TASK TO CARRY OUT – Reproduce the records word for word, apart from the images they contain.
————————
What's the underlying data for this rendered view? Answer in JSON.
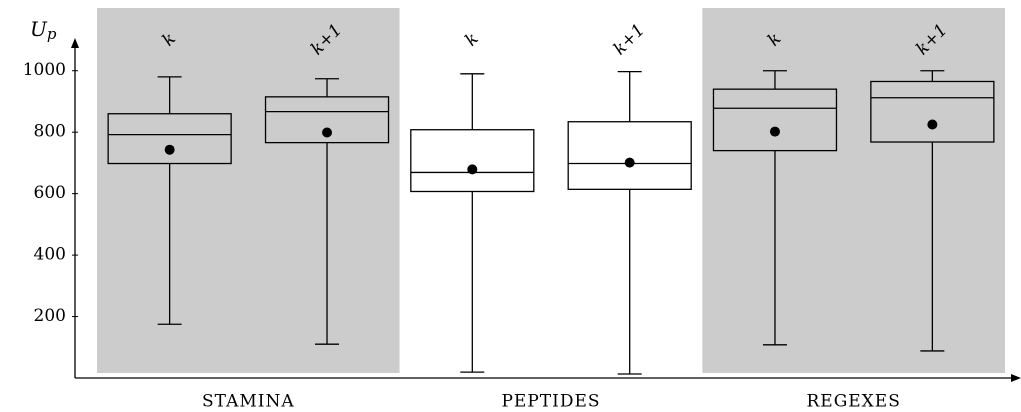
{
  "chart_data": {
    "type": "box",
    "y_label": "U",
    "y_label_sub": "p",
    "ylim": [
      0,
      1100
    ],
    "yticks": [
      200,
      400,
      600,
      800,
      1000
    ],
    "group_colors": [
      "#cccccc",
      "#ffffff",
      "#cccccc"
    ],
    "groups": [
      {
        "name": "STAMINA",
        "boxes": [
          {
            "label": "k",
            "min": 175,
            "q1": 698,
            "median": 792,
            "q3": 860,
            "max": 980,
            "mean": 743
          },
          {
            "label": "k+1",
            "min": 110,
            "q1": 766,
            "median": 867,
            "q3": 915,
            "max": 974,
            "mean": 799
          }
        ]
      },
      {
        "name": "PEPTIDES",
        "boxes": [
          {
            "label": "k",
            "min": 19,
            "q1": 607,
            "median": 669,
            "q3": 808,
            "max": 990,
            "mean": 679
          },
          {
            "label": "k+1",
            "min": 13,
            "q1": 614,
            "median": 698,
            "q3": 834,
            "max": 997,
            "mean": 701
          }
        ]
      },
      {
        "name": "REGEXES",
        "boxes": [
          {
            "label": "k",
            "min": 108,
            "q1": 740,
            "median": 878,
            "q3": 940,
            "max": 1000,
            "mean": 802
          },
          {
            "label": "k+1",
            "min": 88,
            "q1": 768,
            "median": 912,
            "q3": 965,
            "max": 1000,
            "mean": 825
          }
        ]
      }
    ]
  }
}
————————
RESULT OF THE EXERCISE –
What's the underlying data for this rendered view? Answer in JSON.
{
  "chart_data": {
    "type": "box",
    "y_label": "U",
    "y_label_sub": "p",
    "ylim": [
      0,
      1100
    ],
    "yticks": [
      200,
      400,
      600,
      800,
      1000
    ],
    "group_colors": [
      "#cccccc",
      "#ffffff",
      "#cccccc"
    ],
    "groups": [
      {
        "name": "STAMINA",
        "boxes": [
          {
            "label": "k",
            "min": 175,
            "q1": 698,
            "median": 792,
            "q3": 860,
            "max": 980,
            "mean": 743
          },
          {
            "label": "k+1",
            "min": 110,
            "q1": 766,
            "median": 867,
            "q3": 915,
            "max": 974,
            "mean": 799
          }
        ]
      },
      {
        "name": "PEPTIDES",
        "boxes": [
          {
            "label": "k",
            "min": 19,
            "q1": 607,
            "median": 669,
            "q3": 808,
            "max": 990,
            "mean": 679
          },
          {
            "label": "k+1",
            "min": 13,
            "q1": 614,
            "median": 698,
            "q3": 834,
            "max": 997,
            "mean": 701
          }
        ]
      },
      {
        "name": "REGEXES",
        "boxes": [
          {
            "label": "k",
            "min": 108,
            "q1": 740,
            "median": 878,
            "q3": 940,
            "max": 1000,
            "mean": 802
          },
          {
            "label": "k+1",
            "min": 88,
            "q1": 768,
            "median": 912,
            "q3": 965,
            "max": 1000,
            "mean": 825
          }
        ]
      }
    ]
  }
}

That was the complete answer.